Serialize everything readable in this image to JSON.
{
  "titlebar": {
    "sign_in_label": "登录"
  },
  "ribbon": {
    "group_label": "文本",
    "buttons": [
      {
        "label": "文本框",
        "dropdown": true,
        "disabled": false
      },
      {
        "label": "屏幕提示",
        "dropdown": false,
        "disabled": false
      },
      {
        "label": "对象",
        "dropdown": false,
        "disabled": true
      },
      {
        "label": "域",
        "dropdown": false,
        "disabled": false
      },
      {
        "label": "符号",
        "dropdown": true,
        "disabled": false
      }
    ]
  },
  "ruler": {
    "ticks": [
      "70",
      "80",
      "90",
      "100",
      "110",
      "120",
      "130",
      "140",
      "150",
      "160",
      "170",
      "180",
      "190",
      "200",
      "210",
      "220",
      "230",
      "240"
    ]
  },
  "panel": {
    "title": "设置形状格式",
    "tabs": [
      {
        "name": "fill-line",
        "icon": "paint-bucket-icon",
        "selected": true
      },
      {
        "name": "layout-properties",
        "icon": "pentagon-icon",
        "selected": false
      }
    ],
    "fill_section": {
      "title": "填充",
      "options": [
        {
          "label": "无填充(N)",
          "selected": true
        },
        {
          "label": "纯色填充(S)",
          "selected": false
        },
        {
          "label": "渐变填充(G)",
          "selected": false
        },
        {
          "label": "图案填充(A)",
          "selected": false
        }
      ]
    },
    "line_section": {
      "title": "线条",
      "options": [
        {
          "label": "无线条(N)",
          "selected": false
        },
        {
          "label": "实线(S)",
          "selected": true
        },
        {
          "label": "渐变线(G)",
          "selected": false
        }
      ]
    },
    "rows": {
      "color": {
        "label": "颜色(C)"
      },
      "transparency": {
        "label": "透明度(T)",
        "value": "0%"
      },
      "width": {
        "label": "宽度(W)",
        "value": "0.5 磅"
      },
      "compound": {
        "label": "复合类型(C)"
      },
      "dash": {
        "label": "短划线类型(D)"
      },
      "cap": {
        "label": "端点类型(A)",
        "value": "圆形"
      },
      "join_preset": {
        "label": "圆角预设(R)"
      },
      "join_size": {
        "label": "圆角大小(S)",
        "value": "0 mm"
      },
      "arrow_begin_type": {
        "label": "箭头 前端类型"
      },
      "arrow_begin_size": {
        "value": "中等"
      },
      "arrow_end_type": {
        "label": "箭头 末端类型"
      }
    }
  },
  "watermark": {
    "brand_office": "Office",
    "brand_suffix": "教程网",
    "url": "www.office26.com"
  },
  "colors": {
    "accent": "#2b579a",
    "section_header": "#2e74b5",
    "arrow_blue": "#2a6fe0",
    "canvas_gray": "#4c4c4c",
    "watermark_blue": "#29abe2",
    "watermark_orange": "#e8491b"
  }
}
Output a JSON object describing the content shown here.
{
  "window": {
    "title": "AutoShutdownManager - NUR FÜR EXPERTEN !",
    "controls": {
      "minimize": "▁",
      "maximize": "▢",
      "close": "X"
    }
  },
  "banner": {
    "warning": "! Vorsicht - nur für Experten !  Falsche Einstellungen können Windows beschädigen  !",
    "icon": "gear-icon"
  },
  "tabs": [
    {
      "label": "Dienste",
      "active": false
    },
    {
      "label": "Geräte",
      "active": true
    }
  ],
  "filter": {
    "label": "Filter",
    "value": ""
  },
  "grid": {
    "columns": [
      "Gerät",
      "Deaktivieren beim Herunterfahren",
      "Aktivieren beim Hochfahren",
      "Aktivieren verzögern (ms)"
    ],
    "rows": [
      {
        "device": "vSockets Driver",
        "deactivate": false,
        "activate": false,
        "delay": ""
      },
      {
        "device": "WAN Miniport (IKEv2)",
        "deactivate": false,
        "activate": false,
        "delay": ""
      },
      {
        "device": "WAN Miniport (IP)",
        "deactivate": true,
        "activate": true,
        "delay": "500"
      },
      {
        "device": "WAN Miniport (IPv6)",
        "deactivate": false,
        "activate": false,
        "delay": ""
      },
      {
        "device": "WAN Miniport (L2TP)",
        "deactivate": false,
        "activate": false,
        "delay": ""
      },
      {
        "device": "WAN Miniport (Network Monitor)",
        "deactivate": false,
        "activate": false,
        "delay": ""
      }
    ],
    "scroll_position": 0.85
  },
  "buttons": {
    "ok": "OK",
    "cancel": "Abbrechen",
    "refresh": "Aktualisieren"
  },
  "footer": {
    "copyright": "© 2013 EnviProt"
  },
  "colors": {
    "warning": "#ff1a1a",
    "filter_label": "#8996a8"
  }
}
:::
Task instructions: From the data above, copy out every line with the string "Miniport" in it.

The reply:
        "device": "WAN Miniport (IKEv2)",
        "device": "WAN Miniport (IP)",
        "device": "WAN Miniport (IPv6)",
        "device": "WAN Miniport (L2TP)",
        "device": "WAN Miniport (Network Monitor)",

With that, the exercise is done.